◆ **Written request**: Transcribe the records that follow in their entirety, omitting any pictures.

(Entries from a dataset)
Begin

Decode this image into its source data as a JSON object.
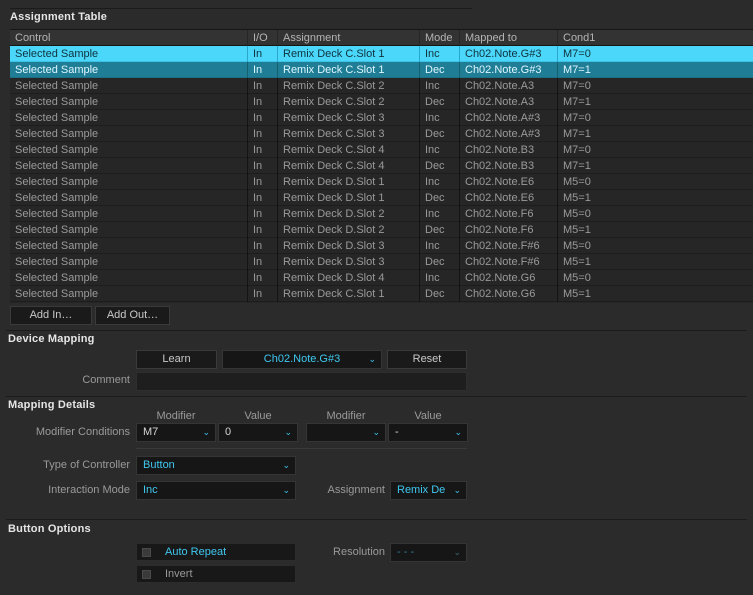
{
  "window": {
    "title": "Assignment Table"
  },
  "table": {
    "columns": [
      "Control",
      "I/O",
      "Assignment",
      "Mode",
      "Mapped to",
      "Cond1"
    ],
    "rows": [
      {
        "control": "Selected Sample",
        "io": "In",
        "assignment": "Remix Deck C.Slot 1",
        "mode": "Inc",
        "mapped": "Ch02.Note.G#3",
        "cond1": "M7=0",
        "state": "selected-primary"
      },
      {
        "control": "Selected Sample",
        "io": "In",
        "assignment": "Remix Deck C.Slot 1",
        "mode": "Dec",
        "mapped": "Ch02.Note.G#3",
        "cond1": "M7=1",
        "state": "selected-secondary"
      },
      {
        "control": "Selected Sample",
        "io": "In",
        "assignment": "Remix Deck C.Slot 2",
        "mode": "Inc",
        "mapped": "Ch02.Note.A3",
        "cond1": "M7=0",
        "state": "normal"
      },
      {
        "control": "Selected Sample",
        "io": "In",
        "assignment": "Remix Deck C.Slot 2",
        "mode": "Dec",
        "mapped": "Ch02.Note.A3",
        "cond1": "M7=1",
        "state": "normal"
      },
      {
        "control": "Selected Sample",
        "io": "In",
        "assignment": "Remix Deck C.Slot 3",
        "mode": "Inc",
        "mapped": "Ch02.Note.A#3",
        "cond1": "M7=0",
        "state": "normal"
      },
      {
        "control": "Selected Sample",
        "io": "In",
        "assignment": "Remix Deck C.Slot 3",
        "mode": "Dec",
        "mapped": "Ch02.Note.A#3",
        "cond1": "M7=1",
        "state": "normal"
      },
      {
        "control": "Selected Sample",
        "io": "In",
        "assignment": "Remix Deck C.Slot 4",
        "mode": "Inc",
        "mapped": "Ch02.Note.B3",
        "cond1": "M7=0",
        "state": "normal"
      },
      {
        "control": "Selected Sample",
        "io": "In",
        "assignment": "Remix Deck C.Slot 4",
        "mode": "Dec",
        "mapped": "Ch02.Note.B3",
        "cond1": "M7=1",
        "state": "normal"
      },
      {
        "control": "Selected Sample",
        "io": "In",
        "assignment": "Remix Deck D.Slot 1",
        "mode": "Inc",
        "mapped": "Ch02.Note.E6",
        "cond1": "M5=0",
        "state": "normal"
      },
      {
        "control": "Selected Sample",
        "io": "In",
        "assignment": "Remix Deck D.Slot 1",
        "mode": "Dec",
        "mapped": "Ch02.Note.E6",
        "cond1": "M5=1",
        "state": "normal"
      },
      {
        "control": "Selected Sample",
        "io": "In",
        "assignment": "Remix Deck D.Slot 2",
        "mode": "Inc",
        "mapped": "Ch02.Note.F6",
        "cond1": "M5=0",
        "state": "normal"
      },
      {
        "control": "Selected Sample",
        "io": "In",
        "assignment": "Remix Deck D.Slot 2",
        "mode": "Dec",
        "mapped": "Ch02.Note.F6",
        "cond1": "M5=1",
        "state": "normal"
      },
      {
        "control": "Selected Sample",
        "io": "In",
        "assignment": "Remix Deck D.Slot 3",
        "mode": "Inc",
        "mapped": "Ch02.Note.F#6",
        "cond1": "M5=0",
        "state": "normal"
      },
      {
        "control": "Selected Sample",
        "io": "In",
        "assignment": "Remix Deck D.Slot 3",
        "mode": "Dec",
        "mapped": "Ch02.Note.F#6",
        "cond1": "M5=1",
        "state": "normal"
      },
      {
        "control": "Selected Sample",
        "io": "In",
        "assignment": "Remix Deck D.Slot 4",
        "mode": "Inc",
        "mapped": "Ch02.Note.G6",
        "cond1": "M5=0",
        "state": "normal"
      },
      {
        "control": "Selected Sample",
        "io": "In",
        "assignment": "Remix Deck C.Slot 1",
        "mode": "Dec",
        "mapped": "Ch02.Note.G6",
        "cond1": "M5=1",
        "state": "normal"
      }
    ]
  },
  "table_actions": {
    "add_in": "Add In…",
    "add_out": "Add Out…"
  },
  "device_mapping": {
    "title": "Device Mapping",
    "learn_label": "Learn",
    "mapping_value": "Ch02.Note.G#3",
    "reset_label": "Reset",
    "comment_label": "Comment",
    "comment_value": ""
  },
  "mapping_details": {
    "title": "Mapping Details",
    "modifier_header_1": "Modifier",
    "value_header_1": "Value",
    "modifier_header_2": "Modifier",
    "value_header_2": "Value",
    "modifier_conditions_label": "Modifier Conditions",
    "modifier_1": "M7",
    "value_1": "0",
    "modifier_2": "",
    "value_2": "-",
    "type_of_controller_label": "Type of Controller",
    "type_of_controller": "Button",
    "interaction_mode_label": "Interaction Mode",
    "interaction_mode": "Inc",
    "assignment_label": "Assignment",
    "assignment_value": "Remix De"
  },
  "button_options": {
    "title": "Button Options",
    "auto_repeat_label": "Auto Repeat",
    "auto_repeat_checked": false,
    "invert_label": "Invert",
    "invert_checked": false,
    "resolution_label": "Resolution",
    "resolution_value": "- - -"
  },
  "icons": {
    "chevron_down": "⌄"
  },
  "colors": {
    "accent": "#3fc8f0",
    "selection_primary": "#4ad7fa",
    "selection_secondary": "#1f7e95",
    "background": "#2b2b2b",
    "panel": "#262626",
    "header_row": "#333333"
  }
}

End

◆ **Solved exercise**:
Decode this image into its source data as a JSON object.
{
  "window": {
    "title": "Assignment Table"
  },
  "table": {
    "columns": [
      "Control",
      "I/O",
      "Assignment",
      "Mode",
      "Mapped to",
      "Cond1"
    ],
    "rows": [
      {
        "control": "Selected Sample",
        "io": "In",
        "assignment": "Remix Deck C.Slot 1",
        "mode": "Inc",
        "mapped": "Ch02.Note.G#3",
        "cond1": "M7=0",
        "state": "selected-primary"
      },
      {
        "control": "Selected Sample",
        "io": "In",
        "assignment": "Remix Deck C.Slot 1",
        "mode": "Dec",
        "mapped": "Ch02.Note.G#3",
        "cond1": "M7=1",
        "state": "selected-secondary"
      },
      {
        "control": "Selected Sample",
        "io": "In",
        "assignment": "Remix Deck C.Slot 2",
        "mode": "Inc",
        "mapped": "Ch02.Note.A3",
        "cond1": "M7=0",
        "state": "normal"
      },
      {
        "control": "Selected Sample",
        "io": "In",
        "assignment": "Remix Deck C.Slot 2",
        "mode": "Dec",
        "mapped": "Ch02.Note.A3",
        "cond1": "M7=1",
        "state": "normal"
      },
      {
        "control": "Selected Sample",
        "io": "In",
        "assignment": "Remix Deck C.Slot 3",
        "mode": "Inc",
        "mapped": "Ch02.Note.A#3",
        "cond1": "M7=0",
        "state": "normal"
      },
      {
        "control": "Selected Sample",
        "io": "In",
        "assignment": "Remix Deck C.Slot 3",
        "mode": "Dec",
        "mapped": "Ch02.Note.A#3",
        "cond1": "M7=1",
        "state": "normal"
      },
      {
        "control": "Selected Sample",
        "io": "In",
        "assignment": "Remix Deck C.Slot 4",
        "mode": "Inc",
        "mapped": "Ch02.Note.B3",
        "cond1": "M7=0",
        "state": "normal"
      },
      {
        "control": "Selected Sample",
        "io": "In",
        "assignment": "Remix Deck C.Slot 4",
        "mode": "Dec",
        "mapped": "Ch02.Note.B3",
        "cond1": "M7=1",
        "state": "normal"
      },
      {
        "control": "Selected Sample",
        "io": "In",
        "assignment": "Remix Deck D.Slot 1",
        "mode": "Inc",
        "mapped": "Ch02.Note.E6",
        "cond1": "M5=0",
        "state": "normal"
      },
      {
        "control": "Selected Sample",
        "io": "In",
        "assignment": "Remix Deck D.Slot 1",
        "mode": "Dec",
        "mapped": "Ch02.Note.E6",
        "cond1": "M5=1",
        "state": "normal"
      },
      {
        "control": "Selected Sample",
        "io": "In",
        "assignment": "Remix Deck D.Slot 2",
        "mode": "Inc",
        "mapped": "Ch02.Note.F6",
        "cond1": "M5=0",
        "state": "normal"
      },
      {
        "control": "Selected Sample",
        "io": "In",
        "assignment": "Remix Deck D.Slot 2",
        "mode": "Dec",
        "mapped": "Ch02.Note.F6",
        "cond1": "M5=1",
        "state": "normal"
      },
      {
        "control": "Selected Sample",
        "io": "In",
        "assignment": "Remix Deck D.Slot 3",
        "mode": "Inc",
        "mapped": "Ch02.Note.F#6",
        "cond1": "M5=0",
        "state": "normal"
      },
      {
        "control": "Selected Sample",
        "io": "In",
        "assignment": "Remix Deck D.Slot 3",
        "mode": "Dec",
        "mapped": "Ch02.Note.F#6",
        "cond1": "M5=1",
        "state": "normal"
      },
      {
        "control": "Selected Sample",
        "io": "In",
        "assignment": "Remix Deck D.Slot 4",
        "mode": "Inc",
        "mapped": "Ch02.Note.G6",
        "cond1": "M5=0",
        "state": "normal"
      },
      {
        "control": "Selected Sample",
        "io": "In",
        "assignment": "Remix Deck C.Slot 1",
        "mode": "Dec",
        "mapped": "Ch02.Note.G6",
        "cond1": "M5=1",
        "state": "normal"
      }
    ]
  },
  "table_actions": {
    "add_in": "Add In…",
    "add_out": "Add Out…"
  },
  "device_mapping": {
    "title": "Device Mapping",
    "learn_label": "Learn",
    "mapping_value": "Ch02.Note.G#3",
    "reset_label": "Reset",
    "comment_label": "Comment",
    "comment_value": ""
  },
  "mapping_details": {
    "title": "Mapping Details",
    "modifier_header_1": "Modifier",
    "value_header_1": "Value",
    "modifier_header_2": "Modifier",
    "value_header_2": "Value",
    "modifier_conditions_label": "Modifier Conditions",
    "modifier_1": "M7",
    "value_1": "0",
    "modifier_2": "",
    "value_2": "-",
    "type_of_controller_label": "Type of Controller",
    "type_of_controller": "Button",
    "interaction_mode_label": "Interaction Mode",
    "interaction_mode": "Inc",
    "assignment_label": "Assignment",
    "assignment_value": "Remix De"
  },
  "button_options": {
    "title": "Button Options",
    "auto_repeat_label": "Auto Repeat",
    "auto_repeat_checked": false,
    "invert_label": "Invert",
    "invert_checked": false,
    "resolution_label": "Resolution",
    "resolution_value": "- - -"
  },
  "icons": {
    "chevron_down": "⌄"
  },
  "colors": {
    "accent": "#3fc8f0",
    "selection_primary": "#4ad7fa",
    "selection_secondary": "#1f7e95",
    "background": "#2b2b2b",
    "panel": "#262626",
    "header_row": "#333333"
  }
}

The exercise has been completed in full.